→ Provided material:
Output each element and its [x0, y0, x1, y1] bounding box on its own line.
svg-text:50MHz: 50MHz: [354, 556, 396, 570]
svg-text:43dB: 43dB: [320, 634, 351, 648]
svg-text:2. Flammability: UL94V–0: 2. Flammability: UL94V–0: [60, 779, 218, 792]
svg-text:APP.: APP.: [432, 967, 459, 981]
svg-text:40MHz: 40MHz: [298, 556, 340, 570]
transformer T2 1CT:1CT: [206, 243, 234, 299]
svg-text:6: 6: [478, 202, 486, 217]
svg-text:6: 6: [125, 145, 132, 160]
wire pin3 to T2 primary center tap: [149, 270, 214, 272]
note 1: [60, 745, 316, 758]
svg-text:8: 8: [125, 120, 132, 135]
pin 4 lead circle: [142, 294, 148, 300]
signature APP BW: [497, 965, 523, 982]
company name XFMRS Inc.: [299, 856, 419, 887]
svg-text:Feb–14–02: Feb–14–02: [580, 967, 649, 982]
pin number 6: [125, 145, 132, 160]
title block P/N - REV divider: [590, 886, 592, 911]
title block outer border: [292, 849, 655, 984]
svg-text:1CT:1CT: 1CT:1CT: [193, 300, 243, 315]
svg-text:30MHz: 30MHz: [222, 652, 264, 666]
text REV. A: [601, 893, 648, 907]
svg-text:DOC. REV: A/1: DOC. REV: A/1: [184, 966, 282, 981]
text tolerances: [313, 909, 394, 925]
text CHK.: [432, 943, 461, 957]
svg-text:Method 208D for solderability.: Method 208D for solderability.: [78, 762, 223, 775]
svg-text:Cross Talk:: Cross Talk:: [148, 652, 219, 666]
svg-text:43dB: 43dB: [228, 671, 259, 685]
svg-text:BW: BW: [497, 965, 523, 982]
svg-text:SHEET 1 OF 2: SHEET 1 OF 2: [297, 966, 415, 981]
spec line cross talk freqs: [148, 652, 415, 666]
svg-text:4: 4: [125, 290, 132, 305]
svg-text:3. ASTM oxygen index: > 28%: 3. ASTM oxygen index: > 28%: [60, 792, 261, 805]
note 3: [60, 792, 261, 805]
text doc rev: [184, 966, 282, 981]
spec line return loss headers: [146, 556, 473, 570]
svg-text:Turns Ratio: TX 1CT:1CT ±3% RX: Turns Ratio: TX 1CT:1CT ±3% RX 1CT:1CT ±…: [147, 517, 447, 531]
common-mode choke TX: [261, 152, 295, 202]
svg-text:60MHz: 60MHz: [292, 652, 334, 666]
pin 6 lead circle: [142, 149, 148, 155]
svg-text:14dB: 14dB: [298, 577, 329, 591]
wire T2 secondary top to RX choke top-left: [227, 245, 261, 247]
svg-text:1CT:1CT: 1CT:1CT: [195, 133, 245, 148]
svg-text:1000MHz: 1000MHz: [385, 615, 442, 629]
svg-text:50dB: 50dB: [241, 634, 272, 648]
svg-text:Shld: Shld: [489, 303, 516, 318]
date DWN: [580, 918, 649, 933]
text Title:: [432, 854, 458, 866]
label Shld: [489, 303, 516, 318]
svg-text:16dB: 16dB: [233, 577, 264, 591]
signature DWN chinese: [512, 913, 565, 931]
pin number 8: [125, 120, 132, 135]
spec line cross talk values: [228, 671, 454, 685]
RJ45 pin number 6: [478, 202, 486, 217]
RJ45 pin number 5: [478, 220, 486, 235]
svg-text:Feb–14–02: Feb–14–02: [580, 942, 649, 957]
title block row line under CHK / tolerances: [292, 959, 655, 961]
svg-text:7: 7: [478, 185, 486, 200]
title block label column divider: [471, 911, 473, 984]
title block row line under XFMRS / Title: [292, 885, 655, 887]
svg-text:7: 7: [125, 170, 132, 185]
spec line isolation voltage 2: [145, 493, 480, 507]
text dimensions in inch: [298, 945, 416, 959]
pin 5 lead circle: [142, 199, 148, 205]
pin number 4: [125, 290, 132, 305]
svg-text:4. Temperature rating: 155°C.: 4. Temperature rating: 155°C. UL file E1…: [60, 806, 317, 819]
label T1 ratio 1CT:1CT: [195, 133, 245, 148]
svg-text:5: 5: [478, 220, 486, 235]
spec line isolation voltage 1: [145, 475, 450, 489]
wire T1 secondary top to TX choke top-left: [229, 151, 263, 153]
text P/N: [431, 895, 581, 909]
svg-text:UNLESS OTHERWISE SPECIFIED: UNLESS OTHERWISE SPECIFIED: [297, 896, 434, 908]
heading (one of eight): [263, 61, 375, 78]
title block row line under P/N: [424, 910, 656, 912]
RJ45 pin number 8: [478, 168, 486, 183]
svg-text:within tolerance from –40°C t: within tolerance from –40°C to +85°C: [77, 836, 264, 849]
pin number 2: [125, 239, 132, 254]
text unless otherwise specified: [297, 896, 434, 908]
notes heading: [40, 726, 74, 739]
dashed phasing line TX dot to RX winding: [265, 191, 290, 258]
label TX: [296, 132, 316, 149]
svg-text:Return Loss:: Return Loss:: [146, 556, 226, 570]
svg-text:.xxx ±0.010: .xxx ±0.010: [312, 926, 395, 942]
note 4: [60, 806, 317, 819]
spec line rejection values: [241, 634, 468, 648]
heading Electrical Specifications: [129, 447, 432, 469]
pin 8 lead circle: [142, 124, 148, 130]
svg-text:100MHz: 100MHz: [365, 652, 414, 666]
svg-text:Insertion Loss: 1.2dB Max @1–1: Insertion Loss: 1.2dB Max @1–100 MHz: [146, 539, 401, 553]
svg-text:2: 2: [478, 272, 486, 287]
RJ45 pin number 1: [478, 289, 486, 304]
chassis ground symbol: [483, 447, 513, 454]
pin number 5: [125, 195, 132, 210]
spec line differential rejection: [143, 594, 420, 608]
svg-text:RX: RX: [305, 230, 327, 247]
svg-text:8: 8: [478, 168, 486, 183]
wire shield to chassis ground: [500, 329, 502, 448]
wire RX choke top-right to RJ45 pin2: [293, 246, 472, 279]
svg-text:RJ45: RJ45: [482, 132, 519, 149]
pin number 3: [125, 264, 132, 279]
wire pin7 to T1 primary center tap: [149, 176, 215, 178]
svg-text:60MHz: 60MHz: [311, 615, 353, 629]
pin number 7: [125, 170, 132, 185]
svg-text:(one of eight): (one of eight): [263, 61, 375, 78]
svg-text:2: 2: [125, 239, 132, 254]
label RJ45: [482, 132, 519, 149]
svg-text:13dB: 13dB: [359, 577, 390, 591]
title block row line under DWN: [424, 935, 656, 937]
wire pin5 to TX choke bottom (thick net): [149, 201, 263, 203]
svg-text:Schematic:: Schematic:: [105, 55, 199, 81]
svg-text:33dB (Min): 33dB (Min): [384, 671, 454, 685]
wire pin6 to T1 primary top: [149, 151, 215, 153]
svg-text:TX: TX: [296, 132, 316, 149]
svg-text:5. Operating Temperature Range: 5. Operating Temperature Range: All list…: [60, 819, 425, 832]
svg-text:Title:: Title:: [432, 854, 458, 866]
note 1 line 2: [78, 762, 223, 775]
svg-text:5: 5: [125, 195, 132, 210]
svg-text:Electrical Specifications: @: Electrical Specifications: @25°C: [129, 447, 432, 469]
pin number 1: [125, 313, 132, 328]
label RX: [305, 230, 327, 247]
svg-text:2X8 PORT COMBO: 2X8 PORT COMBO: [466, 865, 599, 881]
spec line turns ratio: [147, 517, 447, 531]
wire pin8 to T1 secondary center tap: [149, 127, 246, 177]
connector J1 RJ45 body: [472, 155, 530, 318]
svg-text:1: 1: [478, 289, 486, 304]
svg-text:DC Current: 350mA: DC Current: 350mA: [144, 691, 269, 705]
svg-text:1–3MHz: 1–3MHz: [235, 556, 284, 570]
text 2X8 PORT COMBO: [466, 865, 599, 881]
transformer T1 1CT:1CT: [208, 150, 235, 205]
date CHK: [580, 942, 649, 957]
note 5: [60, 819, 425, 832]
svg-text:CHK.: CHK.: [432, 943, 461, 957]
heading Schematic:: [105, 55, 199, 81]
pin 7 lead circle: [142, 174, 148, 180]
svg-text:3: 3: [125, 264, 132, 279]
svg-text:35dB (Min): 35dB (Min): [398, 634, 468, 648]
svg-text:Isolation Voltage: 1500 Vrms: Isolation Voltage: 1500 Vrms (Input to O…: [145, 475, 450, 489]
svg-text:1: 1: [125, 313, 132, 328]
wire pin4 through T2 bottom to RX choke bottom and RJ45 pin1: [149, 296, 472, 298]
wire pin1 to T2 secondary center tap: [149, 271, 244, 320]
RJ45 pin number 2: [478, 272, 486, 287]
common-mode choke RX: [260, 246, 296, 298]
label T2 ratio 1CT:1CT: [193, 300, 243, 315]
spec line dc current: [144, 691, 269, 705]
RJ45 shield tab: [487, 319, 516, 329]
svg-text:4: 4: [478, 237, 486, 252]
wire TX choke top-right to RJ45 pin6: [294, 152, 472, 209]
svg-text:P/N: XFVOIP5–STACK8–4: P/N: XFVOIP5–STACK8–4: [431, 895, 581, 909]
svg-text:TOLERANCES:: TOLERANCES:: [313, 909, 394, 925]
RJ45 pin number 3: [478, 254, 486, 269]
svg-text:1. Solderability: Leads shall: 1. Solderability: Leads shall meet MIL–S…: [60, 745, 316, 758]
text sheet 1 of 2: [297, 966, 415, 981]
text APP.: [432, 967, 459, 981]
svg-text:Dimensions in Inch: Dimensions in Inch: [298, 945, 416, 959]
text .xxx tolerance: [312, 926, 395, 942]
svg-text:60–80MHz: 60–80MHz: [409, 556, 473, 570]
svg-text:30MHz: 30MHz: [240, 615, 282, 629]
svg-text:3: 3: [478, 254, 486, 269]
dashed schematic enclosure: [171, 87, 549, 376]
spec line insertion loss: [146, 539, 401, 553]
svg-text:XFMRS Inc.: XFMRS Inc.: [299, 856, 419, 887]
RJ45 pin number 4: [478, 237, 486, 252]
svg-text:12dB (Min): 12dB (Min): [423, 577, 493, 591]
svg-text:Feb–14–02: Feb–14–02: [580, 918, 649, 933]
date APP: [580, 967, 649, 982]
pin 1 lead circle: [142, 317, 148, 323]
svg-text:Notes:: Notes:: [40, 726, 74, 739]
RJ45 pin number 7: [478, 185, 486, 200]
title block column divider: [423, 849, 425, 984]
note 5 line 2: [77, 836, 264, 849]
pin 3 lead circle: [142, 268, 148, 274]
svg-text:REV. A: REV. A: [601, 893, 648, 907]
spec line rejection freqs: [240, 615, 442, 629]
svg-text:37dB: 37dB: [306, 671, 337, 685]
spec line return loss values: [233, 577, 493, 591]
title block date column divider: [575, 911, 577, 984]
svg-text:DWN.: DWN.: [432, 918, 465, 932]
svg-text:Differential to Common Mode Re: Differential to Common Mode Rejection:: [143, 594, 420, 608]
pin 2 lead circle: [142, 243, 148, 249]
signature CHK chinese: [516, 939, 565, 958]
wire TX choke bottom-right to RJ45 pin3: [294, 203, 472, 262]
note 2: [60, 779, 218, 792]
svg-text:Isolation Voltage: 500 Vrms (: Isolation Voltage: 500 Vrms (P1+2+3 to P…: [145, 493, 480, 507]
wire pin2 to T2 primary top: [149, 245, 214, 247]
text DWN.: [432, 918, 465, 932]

→ Exercise directions:
Copy word for word everything from the start of the records down to the line containing "svg-text:APP.: APP.: [432, 967, 459, 981]", including that line.

→ Written reply:
Output each element and its [x0, y0, x1, y1] bounding box on its own line.
svg-text:50MHz: 50MHz: [354, 556, 396, 570]
svg-text:43dB: 43dB: [320, 634, 351, 648]
svg-text:2. Flammability: UL94V–0: 2. Flammability: UL94V–0: [60, 779, 218, 792]
svg-text:APP.: APP.: [432, 967, 459, 981]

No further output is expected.